- WORK TO DO:
Extract all lines that hold "description" from the records below.

- STORED ROWS:
** START **

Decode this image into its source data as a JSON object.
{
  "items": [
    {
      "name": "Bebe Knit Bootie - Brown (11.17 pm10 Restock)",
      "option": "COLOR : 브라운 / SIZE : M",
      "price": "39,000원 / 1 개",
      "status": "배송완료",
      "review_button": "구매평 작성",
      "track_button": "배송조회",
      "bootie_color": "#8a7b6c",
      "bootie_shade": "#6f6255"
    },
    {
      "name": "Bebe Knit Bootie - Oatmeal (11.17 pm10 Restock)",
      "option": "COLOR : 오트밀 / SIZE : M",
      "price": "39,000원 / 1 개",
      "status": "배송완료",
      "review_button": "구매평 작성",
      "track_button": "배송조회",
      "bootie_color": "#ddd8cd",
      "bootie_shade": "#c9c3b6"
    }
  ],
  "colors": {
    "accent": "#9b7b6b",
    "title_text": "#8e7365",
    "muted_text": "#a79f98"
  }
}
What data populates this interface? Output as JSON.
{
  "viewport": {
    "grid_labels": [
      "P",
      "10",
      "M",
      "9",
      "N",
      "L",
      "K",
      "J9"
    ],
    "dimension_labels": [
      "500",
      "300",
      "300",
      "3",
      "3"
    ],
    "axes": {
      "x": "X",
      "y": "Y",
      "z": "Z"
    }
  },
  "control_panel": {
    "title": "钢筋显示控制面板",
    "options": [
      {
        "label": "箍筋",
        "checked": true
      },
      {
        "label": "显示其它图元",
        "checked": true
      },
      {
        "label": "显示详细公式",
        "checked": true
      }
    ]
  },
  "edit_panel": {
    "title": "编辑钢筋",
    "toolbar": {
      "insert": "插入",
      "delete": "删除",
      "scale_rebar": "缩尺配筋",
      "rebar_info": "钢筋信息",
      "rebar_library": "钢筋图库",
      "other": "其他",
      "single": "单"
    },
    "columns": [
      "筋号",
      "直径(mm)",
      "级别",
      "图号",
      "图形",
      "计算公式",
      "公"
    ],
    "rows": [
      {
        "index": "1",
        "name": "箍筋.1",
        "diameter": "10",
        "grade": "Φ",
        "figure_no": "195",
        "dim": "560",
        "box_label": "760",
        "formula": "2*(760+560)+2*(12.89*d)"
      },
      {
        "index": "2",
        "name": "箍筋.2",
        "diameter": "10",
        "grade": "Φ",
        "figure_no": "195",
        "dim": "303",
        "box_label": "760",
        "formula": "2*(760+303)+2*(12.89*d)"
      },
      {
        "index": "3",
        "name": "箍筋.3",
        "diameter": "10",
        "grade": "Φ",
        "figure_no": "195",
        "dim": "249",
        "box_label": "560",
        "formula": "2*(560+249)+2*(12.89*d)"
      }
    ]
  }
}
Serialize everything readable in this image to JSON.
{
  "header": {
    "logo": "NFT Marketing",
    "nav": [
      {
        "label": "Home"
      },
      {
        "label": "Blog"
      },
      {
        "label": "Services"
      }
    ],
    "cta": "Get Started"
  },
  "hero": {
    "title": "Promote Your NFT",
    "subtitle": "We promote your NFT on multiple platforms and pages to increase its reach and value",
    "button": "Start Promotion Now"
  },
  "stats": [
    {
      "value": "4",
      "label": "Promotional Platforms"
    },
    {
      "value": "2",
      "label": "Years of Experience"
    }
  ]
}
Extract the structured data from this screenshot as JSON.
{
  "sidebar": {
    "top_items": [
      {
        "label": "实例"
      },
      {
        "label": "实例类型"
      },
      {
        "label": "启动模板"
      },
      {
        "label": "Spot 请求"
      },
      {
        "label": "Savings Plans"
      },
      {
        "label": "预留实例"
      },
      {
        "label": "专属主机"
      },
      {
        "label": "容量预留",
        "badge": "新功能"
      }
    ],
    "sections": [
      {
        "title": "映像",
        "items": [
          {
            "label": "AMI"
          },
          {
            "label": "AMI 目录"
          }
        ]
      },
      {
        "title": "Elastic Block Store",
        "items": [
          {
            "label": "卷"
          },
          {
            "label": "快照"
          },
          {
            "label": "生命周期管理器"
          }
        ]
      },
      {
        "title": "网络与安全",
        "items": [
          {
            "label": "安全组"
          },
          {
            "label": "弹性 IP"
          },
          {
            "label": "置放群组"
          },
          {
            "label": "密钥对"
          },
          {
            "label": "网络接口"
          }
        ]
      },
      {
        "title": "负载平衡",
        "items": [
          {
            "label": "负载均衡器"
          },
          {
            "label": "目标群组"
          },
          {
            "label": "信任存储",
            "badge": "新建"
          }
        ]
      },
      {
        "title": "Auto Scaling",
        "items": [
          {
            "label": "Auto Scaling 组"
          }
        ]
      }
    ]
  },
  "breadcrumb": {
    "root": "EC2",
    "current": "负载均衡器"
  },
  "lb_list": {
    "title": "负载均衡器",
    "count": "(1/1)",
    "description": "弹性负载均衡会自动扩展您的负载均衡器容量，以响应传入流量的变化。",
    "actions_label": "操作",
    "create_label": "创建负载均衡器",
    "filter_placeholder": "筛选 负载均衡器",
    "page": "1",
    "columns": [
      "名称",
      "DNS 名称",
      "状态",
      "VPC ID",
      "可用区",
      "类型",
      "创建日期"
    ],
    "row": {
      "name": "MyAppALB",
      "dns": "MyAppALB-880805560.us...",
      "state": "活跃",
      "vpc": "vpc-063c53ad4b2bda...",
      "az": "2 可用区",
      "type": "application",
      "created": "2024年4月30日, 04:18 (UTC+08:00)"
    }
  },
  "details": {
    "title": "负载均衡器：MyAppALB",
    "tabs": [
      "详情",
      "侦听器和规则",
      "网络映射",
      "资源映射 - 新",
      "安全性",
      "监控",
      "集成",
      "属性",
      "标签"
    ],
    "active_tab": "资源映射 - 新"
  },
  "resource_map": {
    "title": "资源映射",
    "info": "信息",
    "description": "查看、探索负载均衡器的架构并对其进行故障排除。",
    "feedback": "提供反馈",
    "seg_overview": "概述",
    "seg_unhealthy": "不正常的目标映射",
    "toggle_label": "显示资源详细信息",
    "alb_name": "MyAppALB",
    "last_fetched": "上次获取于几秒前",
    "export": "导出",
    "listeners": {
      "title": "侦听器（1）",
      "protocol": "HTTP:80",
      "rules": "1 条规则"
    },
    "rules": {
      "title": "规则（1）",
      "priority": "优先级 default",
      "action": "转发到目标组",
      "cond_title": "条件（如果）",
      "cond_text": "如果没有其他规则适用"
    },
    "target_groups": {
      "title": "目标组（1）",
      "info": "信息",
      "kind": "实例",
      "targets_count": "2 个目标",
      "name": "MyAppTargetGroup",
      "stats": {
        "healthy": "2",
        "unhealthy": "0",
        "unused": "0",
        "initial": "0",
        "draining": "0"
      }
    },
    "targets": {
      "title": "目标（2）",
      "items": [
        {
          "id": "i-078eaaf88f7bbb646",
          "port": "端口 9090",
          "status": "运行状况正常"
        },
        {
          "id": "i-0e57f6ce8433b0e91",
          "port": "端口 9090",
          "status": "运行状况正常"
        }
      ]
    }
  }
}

** END **

- RIGHT ANSWER:
    "description": "弹性负载均衡会自动扩展您的负载均衡器容量，以响应传入流量的变化。",
    "description": "查看、探索负载均衡器的架构并对其进行故障排除。",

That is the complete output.